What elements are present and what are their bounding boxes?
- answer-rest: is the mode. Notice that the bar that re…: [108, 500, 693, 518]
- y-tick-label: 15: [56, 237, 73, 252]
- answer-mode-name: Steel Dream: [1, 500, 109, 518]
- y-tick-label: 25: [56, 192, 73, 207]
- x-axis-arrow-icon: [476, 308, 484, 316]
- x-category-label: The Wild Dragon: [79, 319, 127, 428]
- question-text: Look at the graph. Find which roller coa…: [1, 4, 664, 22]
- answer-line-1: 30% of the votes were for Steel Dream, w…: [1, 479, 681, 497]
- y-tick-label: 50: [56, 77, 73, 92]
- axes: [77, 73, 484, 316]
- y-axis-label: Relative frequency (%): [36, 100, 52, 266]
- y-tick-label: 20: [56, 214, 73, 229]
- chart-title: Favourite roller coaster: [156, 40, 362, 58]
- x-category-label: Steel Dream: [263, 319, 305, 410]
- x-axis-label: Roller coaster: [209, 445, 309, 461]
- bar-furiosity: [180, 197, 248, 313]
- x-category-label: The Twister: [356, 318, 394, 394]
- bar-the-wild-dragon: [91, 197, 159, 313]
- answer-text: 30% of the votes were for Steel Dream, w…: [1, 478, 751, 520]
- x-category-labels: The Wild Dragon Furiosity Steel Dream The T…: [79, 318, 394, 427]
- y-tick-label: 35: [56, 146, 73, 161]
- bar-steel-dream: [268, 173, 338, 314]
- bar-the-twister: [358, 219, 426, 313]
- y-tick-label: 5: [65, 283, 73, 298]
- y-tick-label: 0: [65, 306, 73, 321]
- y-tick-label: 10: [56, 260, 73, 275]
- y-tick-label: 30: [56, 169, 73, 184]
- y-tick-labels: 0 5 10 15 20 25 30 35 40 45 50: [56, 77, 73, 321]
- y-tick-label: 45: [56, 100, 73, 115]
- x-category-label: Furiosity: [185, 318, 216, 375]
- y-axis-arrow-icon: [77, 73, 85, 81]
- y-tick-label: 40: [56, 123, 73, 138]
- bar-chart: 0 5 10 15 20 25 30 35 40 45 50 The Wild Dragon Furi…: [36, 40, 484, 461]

------------------------------------------------

▸ OBJETIVO: Devolva sem alterações as linhas que vão do início da listagem até a linha que contém "- y-axis-label: Relative", incluindo esta última.

▸ SAÍDA ABAIXO:
What elements are present and what are their bounding boxes?
- answer-rest: is the mode. Notice that the bar that re…: [108, 500, 693, 518]
- y-tick-label: 15: [56, 237, 73, 252]
- answer-mode-name: Steel Dream: [1, 500, 109, 518]
- y-tick-label: 25: [56, 192, 73, 207]
- x-axis-arrow-icon: [476, 308, 484, 316]
- x-category-label: The Wild Dragon: [79, 319, 127, 428]
- question-text: Look at the graph. Find which roller coa…: [1, 4, 664, 22]
- answer-line-1: 30% of the votes were for Steel Dream, w…: [1, 479, 681, 497]
- y-tick-label: 50: [56, 77, 73, 92]
- axes: [77, 73, 484, 316]
- y-axis-label: Relative frequency (%): [36, 100, 52, 266]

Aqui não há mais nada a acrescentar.